Written request. Nothing in the records may be left out or altered; reproduce them all exactly.

[start of Entries provided]

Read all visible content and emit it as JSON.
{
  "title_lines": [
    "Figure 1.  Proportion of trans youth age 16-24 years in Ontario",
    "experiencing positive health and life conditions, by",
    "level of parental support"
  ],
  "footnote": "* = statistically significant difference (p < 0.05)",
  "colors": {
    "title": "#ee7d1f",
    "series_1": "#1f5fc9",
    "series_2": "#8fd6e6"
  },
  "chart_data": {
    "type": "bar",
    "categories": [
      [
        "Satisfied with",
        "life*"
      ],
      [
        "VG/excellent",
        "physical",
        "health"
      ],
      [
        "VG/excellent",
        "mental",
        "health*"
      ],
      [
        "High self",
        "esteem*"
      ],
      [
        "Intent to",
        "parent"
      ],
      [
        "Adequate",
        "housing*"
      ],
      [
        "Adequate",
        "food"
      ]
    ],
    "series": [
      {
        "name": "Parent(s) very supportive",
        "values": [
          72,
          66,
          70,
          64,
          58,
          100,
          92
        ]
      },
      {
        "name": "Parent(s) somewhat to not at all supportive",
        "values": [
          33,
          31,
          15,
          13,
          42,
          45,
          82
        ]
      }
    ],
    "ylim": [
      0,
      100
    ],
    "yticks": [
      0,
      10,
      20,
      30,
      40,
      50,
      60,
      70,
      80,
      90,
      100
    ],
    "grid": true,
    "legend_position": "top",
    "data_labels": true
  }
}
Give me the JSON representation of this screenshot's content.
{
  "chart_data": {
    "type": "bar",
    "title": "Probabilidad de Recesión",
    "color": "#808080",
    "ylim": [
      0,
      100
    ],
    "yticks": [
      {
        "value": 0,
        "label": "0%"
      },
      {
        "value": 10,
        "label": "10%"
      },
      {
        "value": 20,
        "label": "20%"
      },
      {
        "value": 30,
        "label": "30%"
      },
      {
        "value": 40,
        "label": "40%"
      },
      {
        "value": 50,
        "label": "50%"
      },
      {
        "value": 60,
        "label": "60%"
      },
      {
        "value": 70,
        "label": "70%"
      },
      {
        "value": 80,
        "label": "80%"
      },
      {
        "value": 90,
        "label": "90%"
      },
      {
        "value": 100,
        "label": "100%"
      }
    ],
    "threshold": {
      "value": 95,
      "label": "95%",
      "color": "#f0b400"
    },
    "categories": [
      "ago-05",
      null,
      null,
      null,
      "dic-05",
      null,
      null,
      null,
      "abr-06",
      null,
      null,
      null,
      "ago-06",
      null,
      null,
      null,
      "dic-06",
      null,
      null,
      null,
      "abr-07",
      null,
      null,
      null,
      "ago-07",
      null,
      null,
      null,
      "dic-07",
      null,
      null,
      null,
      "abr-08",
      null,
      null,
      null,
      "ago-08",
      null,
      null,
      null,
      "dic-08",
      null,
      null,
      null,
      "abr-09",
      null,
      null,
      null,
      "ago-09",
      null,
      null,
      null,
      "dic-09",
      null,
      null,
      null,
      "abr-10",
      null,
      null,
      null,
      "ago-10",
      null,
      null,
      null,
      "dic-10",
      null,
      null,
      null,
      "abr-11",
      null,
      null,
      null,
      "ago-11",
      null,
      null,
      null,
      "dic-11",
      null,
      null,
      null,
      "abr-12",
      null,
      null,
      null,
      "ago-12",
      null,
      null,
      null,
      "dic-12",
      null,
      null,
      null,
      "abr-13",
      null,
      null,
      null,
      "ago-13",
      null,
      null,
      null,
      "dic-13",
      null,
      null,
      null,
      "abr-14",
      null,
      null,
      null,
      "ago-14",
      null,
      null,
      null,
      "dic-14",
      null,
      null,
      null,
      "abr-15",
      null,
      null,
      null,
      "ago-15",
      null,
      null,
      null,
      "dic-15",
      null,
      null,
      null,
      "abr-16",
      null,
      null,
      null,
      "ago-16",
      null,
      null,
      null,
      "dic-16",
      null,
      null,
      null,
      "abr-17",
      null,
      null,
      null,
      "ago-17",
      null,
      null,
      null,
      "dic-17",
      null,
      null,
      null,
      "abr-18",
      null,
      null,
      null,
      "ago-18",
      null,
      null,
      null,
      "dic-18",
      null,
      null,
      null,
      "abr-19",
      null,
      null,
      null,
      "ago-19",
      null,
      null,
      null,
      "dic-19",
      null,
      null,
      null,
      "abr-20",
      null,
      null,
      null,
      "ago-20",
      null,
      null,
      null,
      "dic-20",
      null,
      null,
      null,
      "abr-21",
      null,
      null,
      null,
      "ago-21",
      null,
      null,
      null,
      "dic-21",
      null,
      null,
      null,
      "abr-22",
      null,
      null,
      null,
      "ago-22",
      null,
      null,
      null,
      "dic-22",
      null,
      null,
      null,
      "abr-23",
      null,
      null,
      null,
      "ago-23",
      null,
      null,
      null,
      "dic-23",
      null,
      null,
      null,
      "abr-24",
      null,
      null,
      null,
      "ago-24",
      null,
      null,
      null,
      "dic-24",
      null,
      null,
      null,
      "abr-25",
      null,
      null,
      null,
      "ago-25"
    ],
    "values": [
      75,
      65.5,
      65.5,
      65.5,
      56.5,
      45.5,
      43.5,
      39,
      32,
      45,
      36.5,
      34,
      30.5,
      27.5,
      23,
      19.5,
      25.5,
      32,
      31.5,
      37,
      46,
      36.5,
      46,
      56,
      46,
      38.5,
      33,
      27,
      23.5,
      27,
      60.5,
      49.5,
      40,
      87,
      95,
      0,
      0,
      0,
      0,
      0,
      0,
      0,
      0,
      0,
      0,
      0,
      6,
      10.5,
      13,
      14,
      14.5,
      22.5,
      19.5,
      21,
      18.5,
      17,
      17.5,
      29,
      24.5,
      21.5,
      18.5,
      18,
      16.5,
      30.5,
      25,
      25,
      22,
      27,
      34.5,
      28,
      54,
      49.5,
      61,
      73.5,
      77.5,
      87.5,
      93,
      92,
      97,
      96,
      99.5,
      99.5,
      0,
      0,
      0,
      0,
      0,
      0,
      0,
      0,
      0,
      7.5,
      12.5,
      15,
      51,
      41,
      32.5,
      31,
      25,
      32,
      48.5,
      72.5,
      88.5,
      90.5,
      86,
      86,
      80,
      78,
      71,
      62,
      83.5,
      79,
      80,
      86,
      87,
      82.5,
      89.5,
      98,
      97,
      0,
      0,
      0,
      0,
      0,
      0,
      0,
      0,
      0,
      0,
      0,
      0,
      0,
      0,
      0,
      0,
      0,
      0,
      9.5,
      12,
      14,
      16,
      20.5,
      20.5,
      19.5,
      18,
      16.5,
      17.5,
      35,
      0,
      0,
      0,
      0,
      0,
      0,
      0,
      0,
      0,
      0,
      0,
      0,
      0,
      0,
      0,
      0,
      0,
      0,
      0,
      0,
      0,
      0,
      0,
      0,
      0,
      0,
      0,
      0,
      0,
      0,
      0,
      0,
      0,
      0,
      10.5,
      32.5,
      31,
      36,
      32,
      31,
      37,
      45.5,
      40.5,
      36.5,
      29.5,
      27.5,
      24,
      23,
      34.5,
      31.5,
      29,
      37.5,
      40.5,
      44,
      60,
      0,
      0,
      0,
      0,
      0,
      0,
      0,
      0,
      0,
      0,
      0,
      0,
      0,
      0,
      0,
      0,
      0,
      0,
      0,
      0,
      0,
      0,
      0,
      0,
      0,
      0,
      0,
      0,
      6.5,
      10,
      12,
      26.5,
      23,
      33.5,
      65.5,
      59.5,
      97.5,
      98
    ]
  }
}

[end of Entries provided]

Answer to this exercise.
Read all visible content and emit it as JSON.
{
  "title_lines": [
    "Figure 1.  Proportion of trans youth age 16-24 years in Ontario",
    "experiencing positive health and life conditions, by",
    "level of parental support"
  ],
  "footnote": "* = statistically significant difference (p < 0.05)",
  "colors": {
    "title": "#ee7d1f",
    "series_1": "#1f5fc9",
    "series_2": "#8fd6e6"
  },
  "chart_data": {
    "type": "bar",
    "categories": [
      [
        "Satisfied with",
        "life*"
      ],
      [
        "VG/excellent",
        "physical",
        "health"
      ],
      [
        "VG/excellent",
        "mental",
        "health*"
      ],
      [
        "High self",
        "esteem*"
      ],
      [
        "Intent to",
        "parent"
      ],
      [
        "Adequate",
        "housing*"
      ],
      [
        "Adequate",
        "food"
      ]
    ],
    "series": [
      {
        "name": "Parent(s) very supportive",
        "values": [
          72,
          66,
          70,
          64,
          58,
          100,
          92
        ]
      },
      {
        "name": "Parent(s) somewhat to not at all supportive",
        "values": [
          33,
          31,
          15,
          13,
          42,
          45,
          82
        ]
      }
    ],
    "ylim": [
      0,
      100
    ],
    "yticks": [
      0,
      10,
      20,
      30,
      40,
      50,
      60,
      70,
      80,
      90,
      100
    ],
    "grid": true,
    "legend_position": "top",
    "data_labels": true
  }
}
Give me the JSON representation of this screenshot's content.
{
  "chart_data": {
    "type": "bar",
    "title": "Probabilidad de Recesión",
    "color": "#808080",
    "ylim": [
      0,
      100
    ],
    "yticks": [
      {
        "value": 0,
        "label": "0%"
      },
      {
        "value": 10,
        "label": "10%"
      },
      {
        "value": 20,
        "label": "20%"
      },
      {
        "value": 30,
        "label": "30%"
      },
      {
        "value": 40,
        "label": "40%"
      },
      {
        "value": 50,
        "label": "50%"
      },
      {
        "value": 60,
        "label": "60%"
      },
      {
        "value": 70,
        "label": "70%"
      },
      {
        "value": 80,
        "label": "80%"
      },
      {
        "value": 90,
        "label": "90%"
      },
      {
        "value": 100,
        "label": "100%"
      }
    ],
    "threshold": {
      "value": 95,
      "label": "95%",
      "color": "#f0b400"
    },
    "categories": [
      "ago-05",
      null,
      null,
      null,
      "dic-05",
      null,
      null,
      null,
      "abr-06",
      null,
      null,
      null,
      "ago-06",
      null,
      null,
      null,
      "dic-06",
      null,
      null,
      null,
      "abr-07",
      null,
      null,
      null,
      "ago-07",
      null,
      null,
      null,
      "dic-07",
      null,
      null,
      null,
      "abr-08",
      null,
      null,
      null,
      "ago-08",
      null,
      null,
      null,
      "dic-08",
      null,
      null,
      null,
      "abr-09",
      null,
      null,
      null,
      "ago-09",
      null,
      null,
      null,
      "dic-09",
      null,
      null,
      null,
      "abr-10",
      null,
      null,
      null,
      "ago-10",
      null,
      null,
      null,
      "dic-10",
      null,
      null,
      null,
      "abr-11",
      null,
      null,
      null,
      "ago-11",
      null,
      null,
      null,
      "dic-11",
      null,
      null,
      null,
      "abr-12",
      null,
      null,
      null,
      "ago-12",
      null,
      null,
      null,
      "dic-12",
      null,
      null,
      null,
      "abr-13",
      null,
      null,
      null,
      "ago-13",
      null,
      null,
      null,
      "dic-13",
      null,
      null,
      null,
      "abr-14",
      null,
      null,
      null,
      "ago-14",
      null,
      null,
      null,
      "dic-14",
      null,
      null,
      null,
      "abr-15",
      null,
      null,
      null,
      "ago-15",
      null,
      null,
      null,
      "dic-15",
      null,
      null,
      null,
      "abr-16",
      null,
      null,
      null,
      "ago-16",
      null,
      null,
      null,
      "dic-16",
      null,
      null,
      null,
      "abr-17",
      null,
      null,
      null,
      "ago-17",
      null,
      null,
      null,
      "dic-17",
      null,
      null,
      null,
      "abr-18",
      null,
      null,
      null,
      "ago-18",
      null,
      null,
      null,
      "dic-18",
      null,
      null,
      null,
      "abr-19",
      null,
      null,
      null,
      "ago-19",
      null,
      null,
      null,
      "dic-19",
      null,
      null,
      null,
      "abr-20",
      null,
      null,
      null,
      "ago-20",
      null,
      null,
      null,
      "dic-20",
      null,
      null,
      null,
      "abr-21",
      null,
      null,
      null,
      "ago-21",
      null,
      null,
      null,
      "dic-21",
      null,
      null,
      null,
      "abr-22",
      null,
      null,
      null,
      "ago-22",
      null,
      null,
      null,
      "dic-22",
      null,
      null,
      null,
      "abr-23",
      null,
      null,
      null,
      "ago-23",
      null,
      null,
      null,
      "dic-23",
      null,
      null,
      null,
      "abr-24",
      null,
      null,
      null,
      "ago-24",
      null,
      null,
      null,
      "dic-24",
      null,
      null,
      null,
      "abr-25",
      null,
      null,
      null,
      "ago-25"
    ],
    "values": [
      75,
      65.5,
      65.5,
      65.5,
      56.5,
      45.5,
      43.5,
      39,
      32,
      45,
      36.5,
      34,
      30.5,
      27.5,
      23,
      19.5,
      25.5,
      32,
      31.5,
      37,
      46,
      36.5,
      46,
      56,
      46,
      38.5,
      33,
      27,
      23.5,
      27,
      60.5,
      49.5,
      40,
      87,
      95,
      0,
      0,
      0,
      0,
      0,
      0,
      0,
      0,
      0,
      0,
      0,
      6,
      10.5,
      13,
      14,
      14.5,
      22.5,
      19.5,
      21,
      18.5,
      17,
      17.5,
      29,
      24.5,
      21.5,
      18.5,
      18,
      16.5,
      30.5,
      25,
      25,
      22,
      27,
      34.5,
      28,
      54,
      49.5,
      61,
      73.5,
      77.5,
      87.5,
      93,
      92,
      97,
      96,
      99.5,
      99.5,
      0,
      0,
      0,
      0,
      0,
      0,
      0,
      0,
      0,
      7.5,
      12.5,
      15,
      51,
      41,
      32.5,
      31,
      25,
      32,
      48.5,
      72.5,
      88.5,
      90.5,
      86,
      86,
      80,
      78,
      71,
      62,
      83.5,
      79,
      80,
      86,
      87,
      82.5,
      89.5,
      98,
      97,
      0,
      0,
      0,
      0,
      0,
      0,
      0,
      0,
      0,
      0,
      0,
      0,
      0,
      0,
      0,
      0,
      0,
      0,
      9.5,
      12,
      14,
      16,
      20.5,
      20.5,
      19.5,
      18,
      16.5,
      17.5,
      35,
      0,
      0,
      0,
      0,
      0,
      0,
      0,
      0,
      0,
      0,
      0,
      0,
      0,
      0,
      0,
      0,
      0,
      0,
      0,
      0,
      0,
      0,
      0,
      0,
      0,
      0,
      0,
      0,
      0,
      0,
      0,
      0,
      0,
      0,
      10.5,
      32.5,
      31,
      36,
      32,
      31,
      37,
      45.5,
      40.5,
      36.5,
      29.5,
      27.5,
      24,
      23,
      34.5,
      31.5,
      29,
      37.5,
      40.5,
      44,
      60,
      0,
      0,
      0,
      0,
      0,
      0,
      0,
      0,
      0,
      0,
      0,
      0,
      0,
      0,
      0,
      0,
      0,
      0,
      0,
      0,
      0,
      0,
      0,
      0,
      0,
      0,
      0,
      0,
      6.5,
      10,
      12,
      26.5,
      23,
      33.5,
      65.5,
      59.5,
      97.5,
      98
    ]
  }
}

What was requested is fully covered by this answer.